Records to use:
- - -

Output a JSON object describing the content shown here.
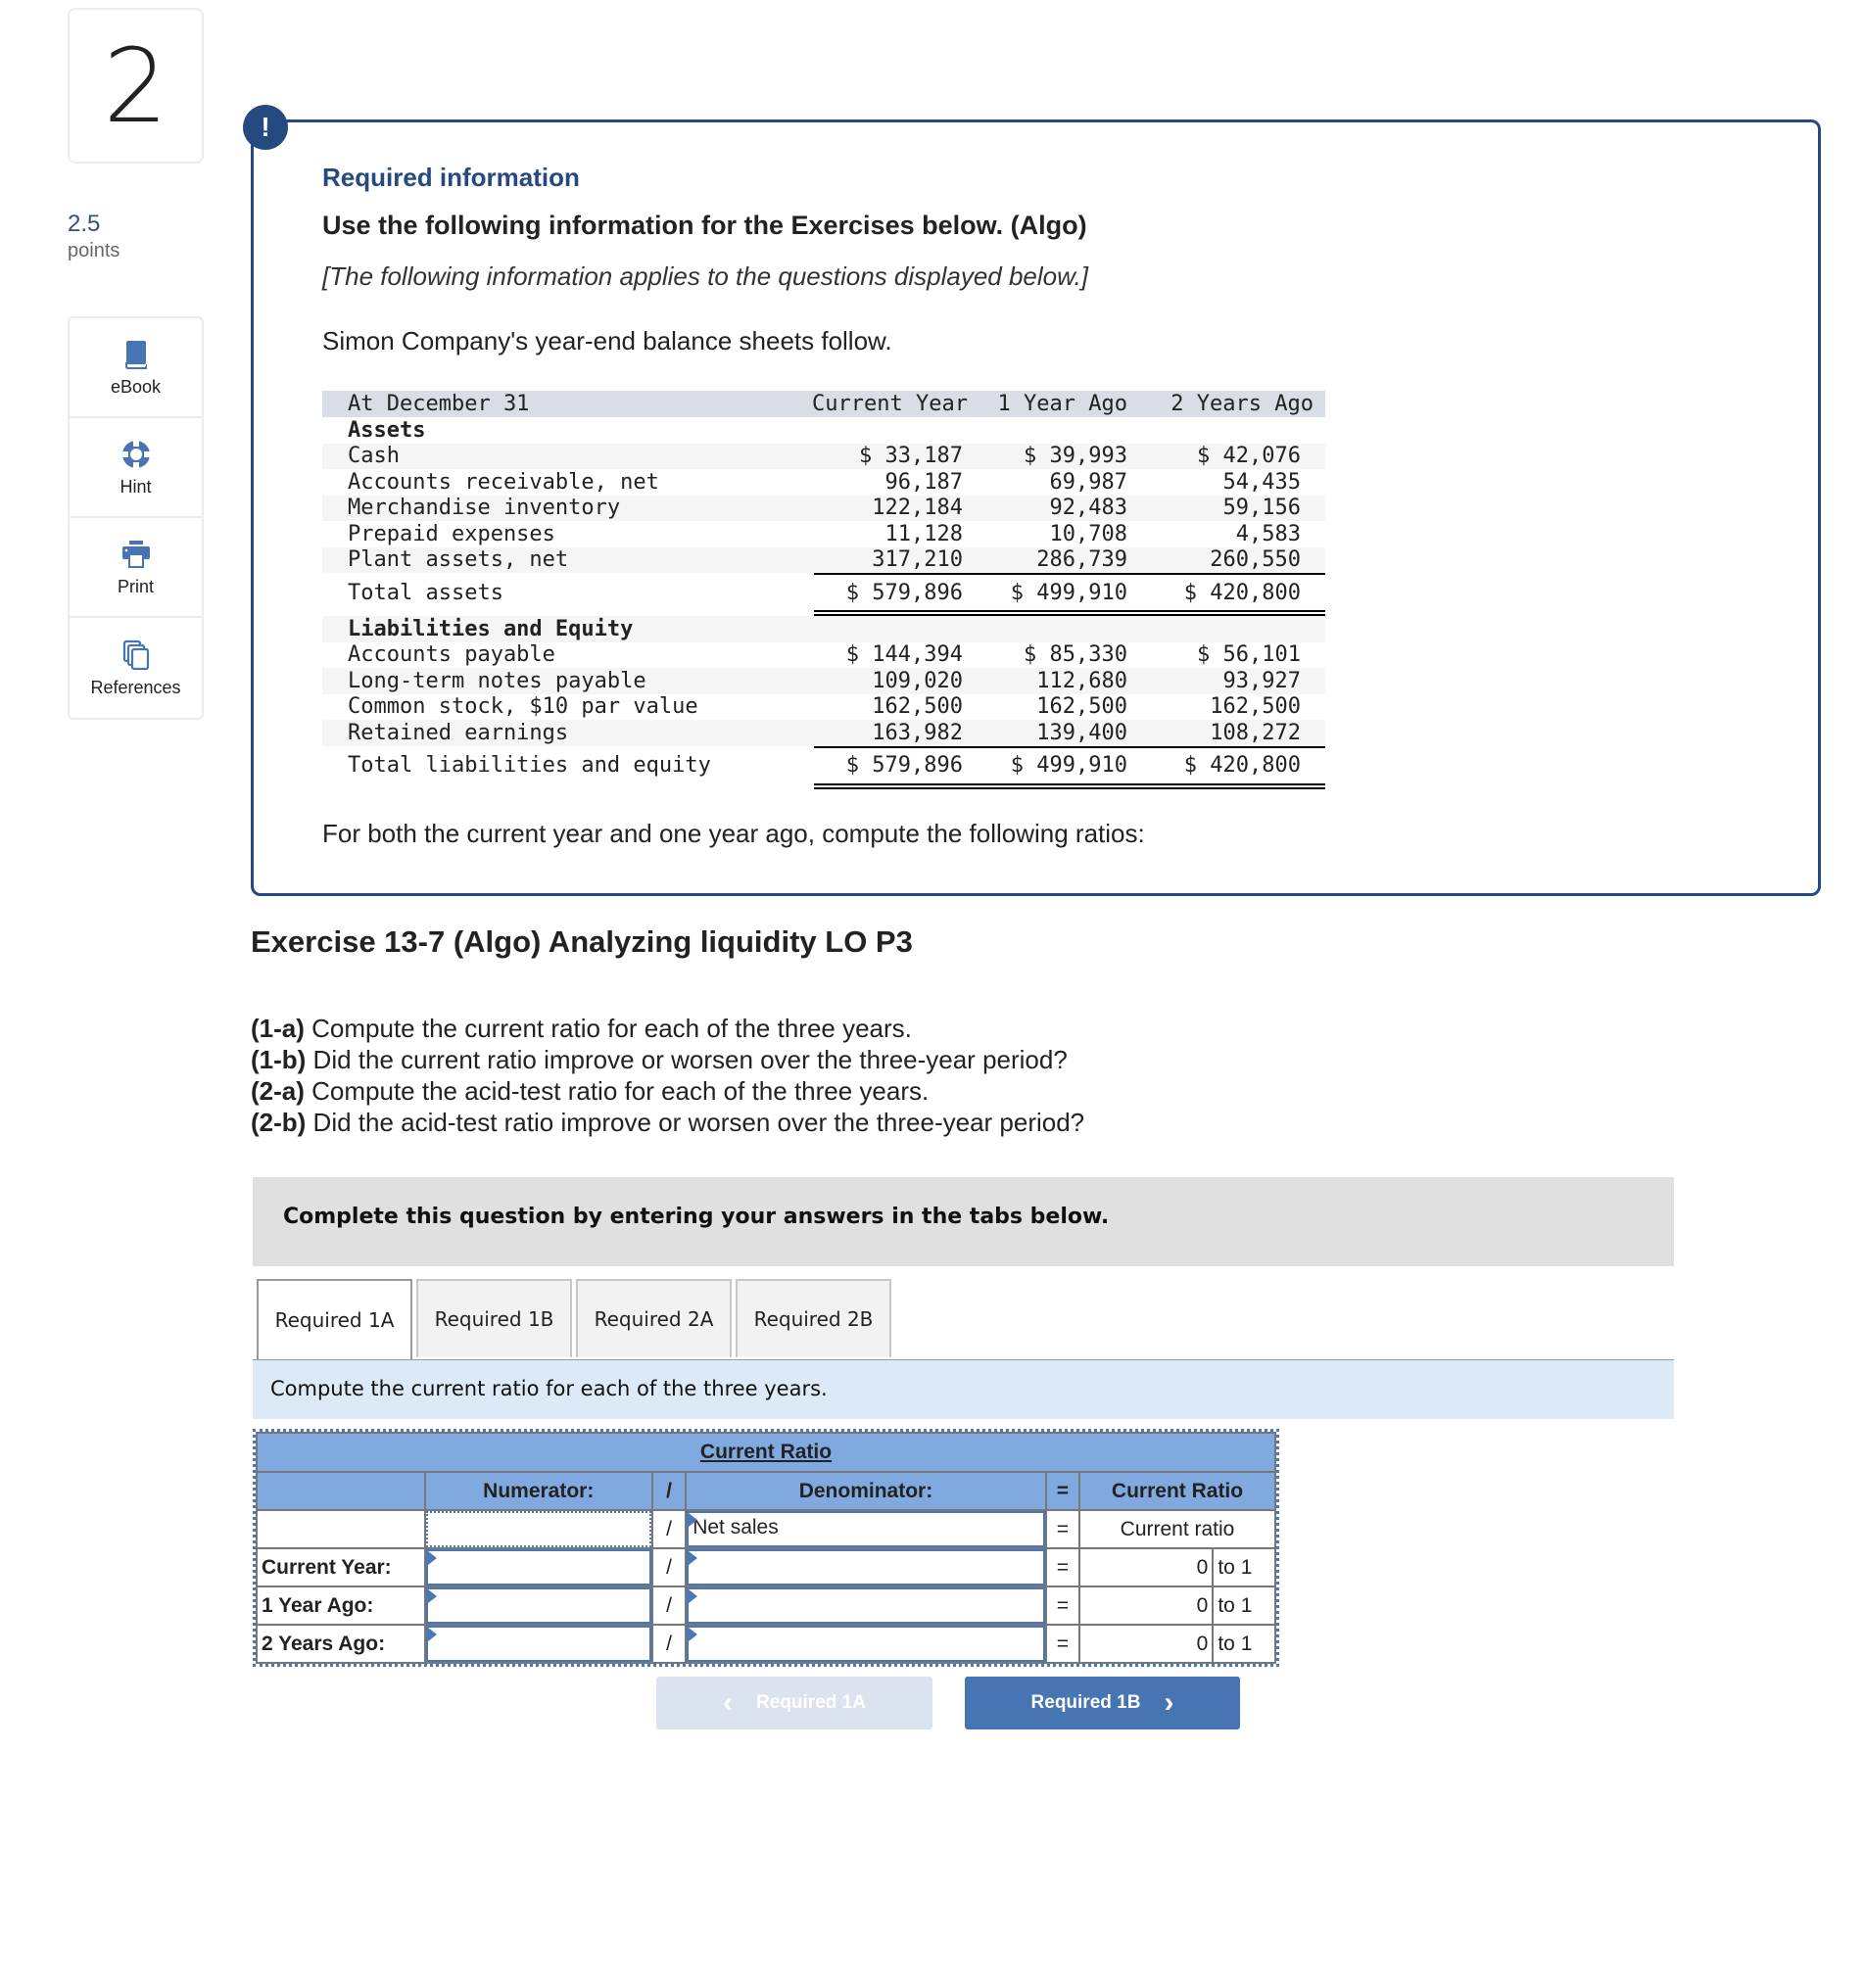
{
  "question": {
    "number": "2",
    "points_value": "2.5",
    "points_label": "points"
  },
  "tools": [
    {
      "label": "eBook",
      "icon": "book-icon"
    },
    {
      "label": "Hint",
      "icon": "lifebuoy-icon"
    },
    {
      "label": "Print",
      "icon": "printer-icon"
    },
    {
      "label": "References",
      "icon": "documents-icon"
    }
  ],
  "info": {
    "badge": "!",
    "heading": "Required information",
    "title": "Use the following information for the Exercises below. (Algo)",
    "applies": "[The following information applies to the questions displayed below.]",
    "intro": "Simon Company's year-end balance sheets follow.",
    "closing": "For both the current year and one year ago, compute the following ratios:"
  },
  "balance_sheet": {
    "header": {
      "label": "At December 31",
      "cols": [
        "Current Year",
        "1 Year Ago",
        "2 Years Ago"
      ]
    },
    "assets_heading": "Assets",
    "assets": [
      {
        "label": "Cash",
        "values": [
          "$ 33,187",
          "$ 39,993",
          "$ 42,076"
        ]
      },
      {
        "label": "Accounts receivable, net",
        "values": [
          "96,187",
          "69,987",
          "54,435"
        ]
      },
      {
        "label": "Merchandise inventory",
        "values": [
          "122,184",
          "92,483",
          "59,156"
        ]
      },
      {
        "label": "Prepaid expenses",
        "values": [
          "11,128",
          "10,708",
          "4,583"
        ]
      },
      {
        "label": "Plant assets, net",
        "values": [
          "317,210",
          "286,739",
          "260,550"
        ]
      }
    ],
    "total_assets": {
      "label": "Total assets",
      "values": [
        "$ 579,896",
        "$ 499,910",
        "$ 420,800"
      ]
    },
    "liab_heading": "Liabilities and Equity",
    "liabilities": [
      {
        "label": "Accounts payable",
        "values": [
          "$ 144,394",
          "$ 85,330",
          "$ 56,101"
        ]
      },
      {
        "label": "Long-term notes payable",
        "values": [
          "109,020",
          "112,680",
          "93,927"
        ]
      },
      {
        "label": "Common stock, $10 par value",
        "values": [
          "162,500",
          "162,500",
          "162,500"
        ]
      },
      {
        "label": "Retained earnings",
        "values": [
          "163,982",
          "139,400",
          "108,272"
        ]
      }
    ],
    "total_liab": {
      "label": "Total liabilities and equity",
      "values": [
        "$ 579,896",
        "$ 499,910",
        "$ 420,800"
      ]
    }
  },
  "exercise": {
    "title": "Exercise 13-7 (Algo) Analyzing liquidity LO P3",
    "requirements": [
      {
        "tag": "(1-a)",
        "text": " Compute the current ratio for each of the three years."
      },
      {
        "tag": "(1-b)",
        "text": " Did the current ratio improve or worsen over the three-year period?"
      },
      {
        "tag": "(2-a)",
        "text": " Compute the acid-test ratio for each of the three years."
      },
      {
        "tag": "(2-b)",
        "text": " Did the acid-test ratio improve or worsen over the three-year period?"
      }
    ],
    "complete_prompt": "Complete this question by entering your answers in the tabs below.",
    "tabs": [
      "Required 1A",
      "Required 1B",
      "Required 2A",
      "Required 2B"
    ],
    "active_tab": "Required 1A",
    "instruction": "Compute the current ratio for each of the three years."
  },
  "ratio_table": {
    "title": "Current Ratio",
    "headers": {
      "numerator": "Numerator:",
      "div": "/",
      "denominator": "Denominator:",
      "eq": "=",
      "result": "Current Ratio"
    },
    "formula_row": {
      "numerator": "",
      "div": "/",
      "denominator": "Net sales",
      "eq": "=",
      "result": "Current ratio"
    },
    "rows": [
      {
        "label": "Current Year:",
        "numerator": "",
        "div": "/",
        "denominator": "",
        "eq": "=",
        "result": "0",
        "unit": "to 1"
      },
      {
        "label": "1 Year Ago:",
        "numerator": "",
        "div": "/",
        "denominator": "",
        "eq": "=",
        "result": "0",
        "unit": "to 1"
      },
      {
        "label": "2 Years Ago:",
        "numerator": "",
        "div": "/",
        "denominator": "",
        "eq": "=",
        "result": "0",
        "unit": "to 1"
      }
    ]
  },
  "nav": {
    "prev_label": "Required 1A",
    "next_label": "Required 1B",
    "prev_icon": "‹",
    "next_icon": "›"
  },
  "colors": {
    "brand_navy": "#254a7f",
    "table_header_blue": "#80aadf",
    "instruction_bg": "#dceaf7",
    "next_button": "#4774b2",
    "prev_button_disabled": "#dae3ef"
  }
}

- - -

Exercise instructions:
Using the records above, retype everything exactly except the pictures.

Answer:
Output a JSON object describing the content shown here.
{
  "question": {
    "number": "2",
    "points_value": "2.5",
    "points_label": "points"
  },
  "tools": [
    {
      "label": "eBook",
      "icon": "book-icon"
    },
    {
      "label": "Hint",
      "icon": "lifebuoy-icon"
    },
    {
      "label": "Print",
      "icon": "printer-icon"
    },
    {
      "label": "References",
      "icon": "documents-icon"
    }
  ],
  "info": {
    "badge": "!",
    "heading": "Required information",
    "title": "Use the following information for the Exercises below. (Algo)",
    "applies": "[The following information applies to the questions displayed below.]",
    "intro": "Simon Company's year-end balance sheets follow.",
    "closing": "For both the current year and one year ago, compute the following ratios:"
  },
  "balance_sheet": {
    "header": {
      "label": "At December 31",
      "cols": [
        "Current Year",
        "1 Year Ago",
        "2 Years Ago"
      ]
    },
    "assets_heading": "Assets",
    "assets": [
      {
        "label": "Cash",
        "values": [
          "$ 33,187",
          "$ 39,993",
          "$ 42,076"
        ]
      },
      {
        "label": "Accounts receivable, net",
        "values": [
          "96,187",
          "69,987",
          "54,435"
        ]
      },
      {
        "label": "Merchandise inventory",
        "values": [
          "122,184",
          "92,483",
          "59,156"
        ]
      },
      {
        "label": "Prepaid expenses",
        "values": [
          "11,128",
          "10,708",
          "4,583"
        ]
      },
      {
        "label": "Plant assets, net",
        "values": [
          "317,210",
          "286,739",
          "260,550"
        ]
      }
    ],
    "total_assets": {
      "label": "Total assets",
      "values": [
        "$ 579,896",
        "$ 499,910",
        "$ 420,800"
      ]
    },
    "liab_heading": "Liabilities and Equity",
    "liabilities": [
      {
        "label": "Accounts payable",
        "values": [
          "$ 144,394",
          "$ 85,330",
          "$ 56,101"
        ]
      },
      {
        "label": "Long-term notes payable",
        "values": [
          "109,020",
          "112,680",
          "93,927"
        ]
      },
      {
        "label": "Common stock, $10 par value",
        "values": [
          "162,500",
          "162,500",
          "162,500"
        ]
      },
      {
        "label": "Retained earnings",
        "values": [
          "163,982",
          "139,400",
          "108,272"
        ]
      }
    ],
    "total_liab": {
      "label": "Total liabilities and equity",
      "values": [
        "$ 579,896",
        "$ 499,910",
        "$ 420,800"
      ]
    }
  },
  "exercise": {
    "title": "Exercise 13-7 (Algo) Analyzing liquidity LO P3",
    "requirements": [
      {
        "tag": "(1-a)",
        "text": " Compute the current ratio for each of the three years."
      },
      {
        "tag": "(1-b)",
        "text": " Did the current ratio improve or worsen over the three-year period?"
      },
      {
        "tag": "(2-a)",
        "text": " Compute the acid-test ratio for each of the three years."
      },
      {
        "tag": "(2-b)",
        "text": " Did the acid-test ratio improve or worsen over the three-year period?"
      }
    ],
    "complete_prompt": "Complete this question by entering your answers in the tabs below.",
    "tabs": [
      "Required 1A",
      "Required 1B",
      "Required 2A",
      "Required 2B"
    ],
    "active_tab": "Required 1A",
    "instruction": "Compute the current ratio for each of the three years."
  },
  "ratio_table": {
    "title": "Current Ratio",
    "headers": {
      "numerator": "Numerator:",
      "div": "/",
      "denominator": "Denominator:",
      "eq": "=",
      "result": "Current Ratio"
    },
    "formula_row": {
      "numerator": "",
      "div": "/",
      "denominator": "Net sales",
      "eq": "=",
      "result": "Current ratio"
    },
    "rows": [
      {
        "label": "Current Year:",
        "numerator": "",
        "div": "/",
        "denominator": "",
        "eq": "=",
        "result": "0",
        "unit": "to 1"
      },
      {
        "label": "1 Year Ago:",
        "numerator": "",
        "div": "/",
        "denominator": "",
        "eq": "=",
        "result": "0",
        "unit": "to 1"
      },
      {
        "label": "2 Years Ago:",
        "numerator": "",
        "div": "/",
        "denominator": "",
        "eq": "=",
        "result": "0",
        "unit": "to 1"
      }
    ]
  },
  "nav": {
    "prev_label": "Required 1A",
    "next_label": "Required 1B",
    "prev_icon": "‹",
    "next_icon": "›"
  },
  "colors": {
    "brand_navy": "#254a7f",
    "table_header_blue": "#80aadf",
    "instruction_bg": "#dceaf7",
    "next_button": "#4774b2",
    "prev_button_disabled": "#dae3ef"
  }
}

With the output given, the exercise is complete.